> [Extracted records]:
## START

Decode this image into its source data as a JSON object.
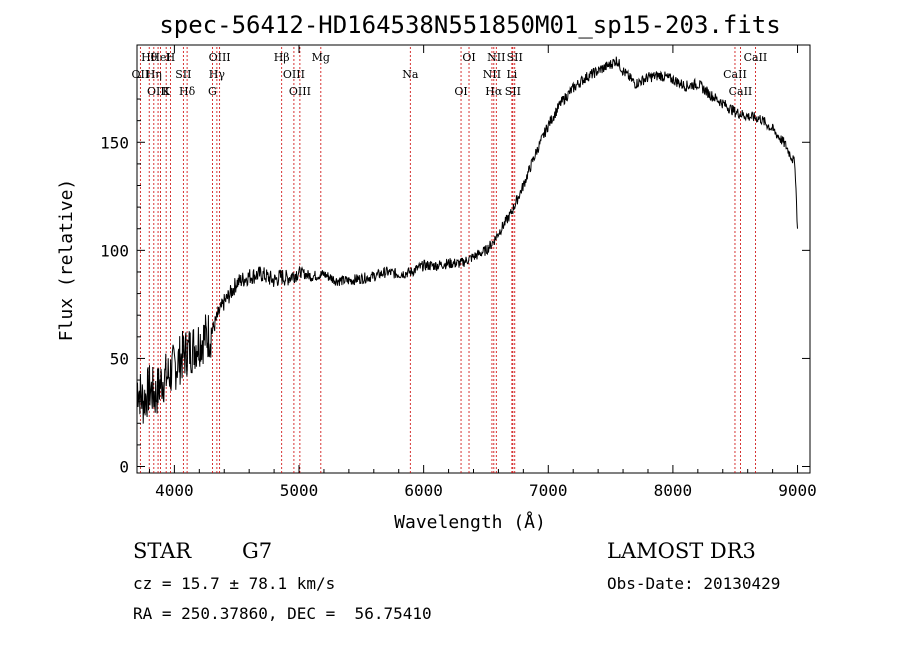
{
  "chart_data": {
    "type": "line",
    "title": "spec-56412-HD164538N551850M01_sp15-203.fits",
    "xlabel": "Wavelength (Å)",
    "ylabel": "Flux (relative)",
    "xlim": [
      3700,
      9100
    ],
    "ylim": [
      -3,
      195
    ],
    "xticks": [
      4000,
      5000,
      6000,
      7000,
      8000,
      9000
    ],
    "xtick_labels": [
      "4000",
      "5000",
      "6000",
      "7000",
      "8000",
      "9000"
    ],
    "yticks": [
      0,
      50,
      100,
      150
    ],
    "ytick_labels": [
      "0",
      "50",
      "100",
      "150"
    ],
    "grid": false,
    "series": [
      {
        "name": "flux",
        "x": [
          3700,
          3750,
          3800,
          3850,
          3900,
          3950,
          4000,
          4050,
          4100,
          4150,
          4200,
          4250,
          4300,
          4350,
          4400,
          4450,
          4500,
          4600,
          4700,
          4800,
          4860,
          4900,
          5000,
          5100,
          5200,
          5300,
          5400,
          5500,
          5600,
          5700,
          5800,
          5900,
          6000,
          6100,
          6200,
          6300,
          6400,
          6500,
          6560,
          6600,
          6700,
          6800,
          6900,
          7000,
          7100,
          7200,
          7300,
          7400,
          7500,
          7550,
          7600,
          7700,
          7800,
          7900,
          8000,
          8100,
          8200,
          8300,
          8400,
          8500,
          8600,
          8700,
          8800,
          8900,
          8980,
          9000
        ],
        "y": [
          38,
          30,
          36,
          33,
          40,
          42,
          46,
          50,
          53,
          55,
          58,
          60,
          62,
          70,
          76,
          80,
          85,
          88,
          89,
          86,
          88,
          87,
          90,
          88,
          89,
          86,
          86,
          87,
          88,
          90,
          89,
          90,
          93,
          93,
          94,
          94,
          97,
          100,
          104,
          108,
          117,
          130,
          145,
          158,
          168,
          175,
          180,
          183,
          186,
          188,
          183,
          177,
          180,
          181,
          179,
          176,
          177,
          172,
          168,
          164,
          162,
          161,
          156,
          149,
          140,
          110
        ]
      }
    ],
    "lines": [
      {
        "label": "Hθ",
        "x": 3798
      },
      {
        "label": "OII",
        "x": 3727
      },
      {
        "label": "OIII",
        "x": 3869
      },
      {
        "label": "HeI",
        "x": 3889
      },
      {
        "label": "Hη",
        "x": 3835
      },
      {
        "label": "K",
        "x": 3934
      },
      {
        "label": "H",
        "x": 3968
      },
      {
        "label": "SII",
        "x": 4072
      },
      {
        "label": "Hδ",
        "x": 4102
      },
      {
        "label": "OIII",
        "x": 4363
      },
      {
        "label": "Hγ",
        "x": 4341
      },
      {
        "label": "G",
        "x": 4305
      },
      {
        "label": "Hβ",
        "x": 4861
      },
      {
        "label": "OIII",
        "x": 4959
      },
      {
        "label": "OIII",
        "x": 5007
      },
      {
        "label": "Mg",
        "x": 5175
      },
      {
        "label": "Na",
        "x": 5893
      },
      {
        "label": "OI",
        "x": 6300
      },
      {
        "label": "OI",
        "x": 6364
      },
      {
        "label": "NII",
        "x": 6548
      },
      {
        "label": "Hα",
        "x": 6563
      },
      {
        "label": "NII",
        "x": 6583
      },
      {
        "label": "Li",
        "x": 6708
      },
      {
        "label": "SII",
        "x": 6716
      },
      {
        "label": "SII",
        "x": 6731
      },
      {
        "label": "CaII",
        "x": 8498
      },
      {
        "label": "CaII",
        "x": 8542
      },
      {
        "label": "CaII",
        "x": 8662
      }
    ]
  },
  "info": {
    "class_label": "STAR",
    "subclass": "G7",
    "survey": "LAMOST DR3",
    "cz": "cz = 15.7 ± 78.1 km/s",
    "obs_date": "Obs-Date: 20130429",
    "coords": "RA = 250.37860, DEC =  56.75410"
  },
  "colors": {
    "line": "#000000",
    "marker": "#cc0000",
    "background": "#ffffff"
  }
}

## END

> [DO THIS]: Leave out the pictures and print each record exactly as it stands.

> [EXERCISE RESULT]:
Decode this image into its source data as a JSON object.
{
  "chart_data": {
    "type": "line",
    "title": "spec-56412-HD164538N551850M01_sp15-203.fits",
    "xlabel": "Wavelength (Å)",
    "ylabel": "Flux (relative)",
    "xlim": [
      3700,
      9100
    ],
    "ylim": [
      -3,
      195
    ],
    "xticks": [
      4000,
      5000,
      6000,
      7000,
      8000,
      9000
    ],
    "xtick_labels": [
      "4000",
      "5000",
      "6000",
      "7000",
      "8000",
      "9000"
    ],
    "yticks": [
      0,
      50,
      100,
      150
    ],
    "ytick_labels": [
      "0",
      "50",
      "100",
      "150"
    ],
    "grid": false,
    "series": [
      {
        "name": "flux",
        "x": [
          3700,
          3750,
          3800,
          3850,
          3900,
          3950,
          4000,
          4050,
          4100,
          4150,
          4200,
          4250,
          4300,
          4350,
          4400,
          4450,
          4500,
          4600,
          4700,
          4800,
          4860,
          4900,
          5000,
          5100,
          5200,
          5300,
          5400,
          5500,
          5600,
          5700,
          5800,
          5900,
          6000,
          6100,
          6200,
          6300,
          6400,
          6500,
          6560,
          6600,
          6700,
          6800,
          6900,
          7000,
          7100,
          7200,
          7300,
          7400,
          7500,
          7550,
          7600,
          7700,
          7800,
          7900,
          8000,
          8100,
          8200,
          8300,
          8400,
          8500,
          8600,
          8700,
          8800,
          8900,
          8980,
          9000
        ],
        "y": [
          38,
          30,
          36,
          33,
          40,
          42,
          46,
          50,
          53,
          55,
          58,
          60,
          62,
          70,
          76,
          80,
          85,
          88,
          89,
          86,
          88,
          87,
          90,
          88,
          89,
          86,
          86,
          87,
          88,
          90,
          89,
          90,
          93,
          93,
          94,
          94,
          97,
          100,
          104,
          108,
          117,
          130,
          145,
          158,
          168,
          175,
          180,
          183,
          186,
          188,
          183,
          177,
          180,
          181,
          179,
          176,
          177,
          172,
          168,
          164,
          162,
          161,
          156,
          149,
          140,
          110
        ]
      }
    ],
    "lines": [
      {
        "label": "Hθ",
        "x": 3798
      },
      {
        "label": "OII",
        "x": 3727
      },
      {
        "label": "OIII",
        "x": 3869
      },
      {
        "label": "HeI",
        "x": 3889
      },
      {
        "label": "Hη",
        "x": 3835
      },
      {
        "label": "K",
        "x": 3934
      },
      {
        "label": "H",
        "x": 3968
      },
      {
        "label": "SII",
        "x": 4072
      },
      {
        "label": "Hδ",
        "x": 4102
      },
      {
        "label": "OIII",
        "x": 4363
      },
      {
        "label": "Hγ",
        "x": 4341
      },
      {
        "label": "G",
        "x": 4305
      },
      {
        "label": "Hβ",
        "x": 4861
      },
      {
        "label": "OIII",
        "x": 4959
      },
      {
        "label": "OIII",
        "x": 5007
      },
      {
        "label": "Mg",
        "x": 5175
      },
      {
        "label": "Na",
        "x": 5893
      },
      {
        "label": "OI",
        "x": 6300
      },
      {
        "label": "OI",
        "x": 6364
      },
      {
        "label": "NII",
        "x": 6548
      },
      {
        "label": "Hα",
        "x": 6563
      },
      {
        "label": "NII",
        "x": 6583
      },
      {
        "label": "Li",
        "x": 6708
      },
      {
        "label": "SII",
        "x": 6716
      },
      {
        "label": "SII",
        "x": 6731
      },
      {
        "label": "CaII",
        "x": 8498
      },
      {
        "label": "CaII",
        "x": 8542
      },
      {
        "label": "CaII",
        "x": 8662
      }
    ]
  },
  "info": {
    "class_label": "STAR",
    "subclass": "G7",
    "survey": "LAMOST DR3",
    "cz": "cz = 15.7 ± 78.1 km/s",
    "obs_date": "Obs-Date: 20130429",
    "coords": "RA = 250.37860, DEC =  56.75410"
  },
  "colors": {
    "line": "#000000",
    "marker": "#cc0000",
    "background": "#ffffff"
  }
}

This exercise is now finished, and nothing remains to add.